+++ RECORDS SHOWN
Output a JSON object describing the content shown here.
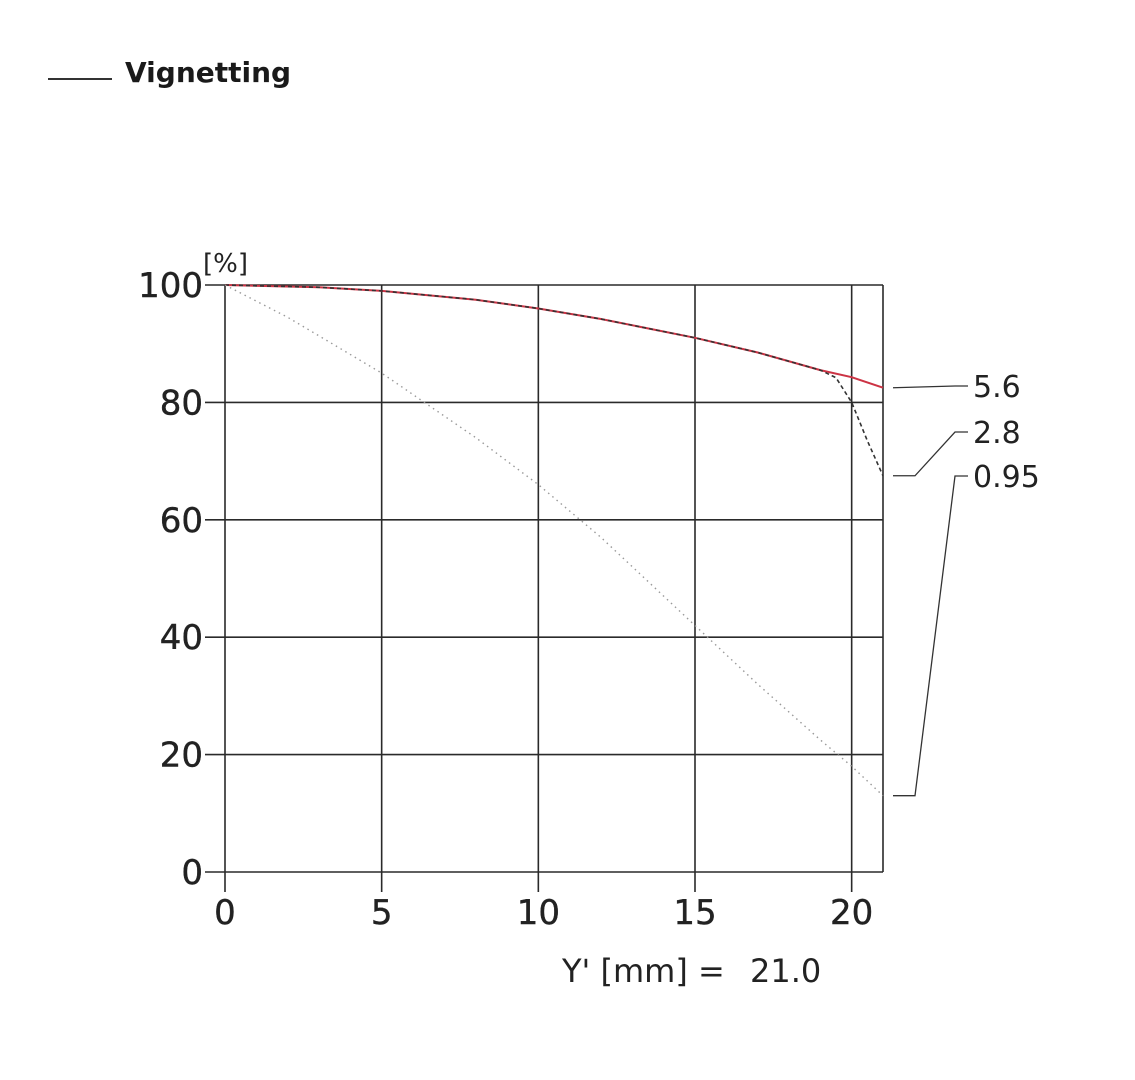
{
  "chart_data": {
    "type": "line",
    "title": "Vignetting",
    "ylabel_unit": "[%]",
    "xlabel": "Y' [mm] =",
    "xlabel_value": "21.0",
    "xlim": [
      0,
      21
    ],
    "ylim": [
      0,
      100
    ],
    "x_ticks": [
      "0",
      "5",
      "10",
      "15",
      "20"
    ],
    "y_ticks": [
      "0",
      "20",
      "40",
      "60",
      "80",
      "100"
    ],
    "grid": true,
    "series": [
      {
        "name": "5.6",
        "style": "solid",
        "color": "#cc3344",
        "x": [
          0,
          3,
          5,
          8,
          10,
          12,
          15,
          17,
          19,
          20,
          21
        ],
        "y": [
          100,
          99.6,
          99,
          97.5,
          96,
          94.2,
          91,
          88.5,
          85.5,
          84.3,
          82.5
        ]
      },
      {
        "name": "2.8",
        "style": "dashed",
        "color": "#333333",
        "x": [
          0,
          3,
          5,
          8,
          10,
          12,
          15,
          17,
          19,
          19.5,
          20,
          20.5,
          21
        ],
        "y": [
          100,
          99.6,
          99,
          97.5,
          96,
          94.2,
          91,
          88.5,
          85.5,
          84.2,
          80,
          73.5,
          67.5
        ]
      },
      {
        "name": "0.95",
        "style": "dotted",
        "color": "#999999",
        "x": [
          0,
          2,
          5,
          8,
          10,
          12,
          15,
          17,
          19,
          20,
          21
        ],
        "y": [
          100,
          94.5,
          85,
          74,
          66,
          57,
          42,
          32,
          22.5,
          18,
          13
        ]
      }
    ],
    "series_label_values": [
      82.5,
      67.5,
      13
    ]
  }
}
++++++
▶ WHAT YOU HAVE TO DO: Give the material again exactly as it is, but keep the pictures out.

▶ WRITTEN ANSWER:
Output a JSON object describing the content shown here.
{
  "chart_data": {
    "type": "line",
    "title": "Vignetting",
    "ylabel_unit": "[%]",
    "xlabel": "Y' [mm] =",
    "xlabel_value": "21.0",
    "xlim": [
      0,
      21
    ],
    "ylim": [
      0,
      100
    ],
    "x_ticks": [
      "0",
      "5",
      "10",
      "15",
      "20"
    ],
    "y_ticks": [
      "0",
      "20",
      "40",
      "60",
      "80",
      "100"
    ],
    "grid": true,
    "series": [
      {
        "name": "5.6",
        "style": "solid",
        "color": "#cc3344",
        "x": [
          0,
          3,
          5,
          8,
          10,
          12,
          15,
          17,
          19,
          20,
          21
        ],
        "y": [
          100,
          99.6,
          99,
          97.5,
          96,
          94.2,
          91,
          88.5,
          85.5,
          84.3,
          82.5
        ]
      },
      {
        "name": "2.8",
        "style": "dashed",
        "color": "#333333",
        "x": [
          0,
          3,
          5,
          8,
          10,
          12,
          15,
          17,
          19,
          19.5,
          20,
          20.5,
          21
        ],
        "y": [
          100,
          99.6,
          99,
          97.5,
          96,
          94.2,
          91,
          88.5,
          85.5,
          84.2,
          80,
          73.5,
          67.5
        ]
      },
      {
        "name": "0.95",
        "style": "dotted",
        "color": "#999999",
        "x": [
          0,
          2,
          5,
          8,
          10,
          12,
          15,
          17,
          19,
          20,
          21
        ],
        "y": [
          100,
          94.5,
          85,
          74,
          66,
          57,
          42,
          32,
          22.5,
          18,
          13
        ]
      }
    ],
    "series_label_values": [
      82.5,
      67.5,
      13
    ]
  }
}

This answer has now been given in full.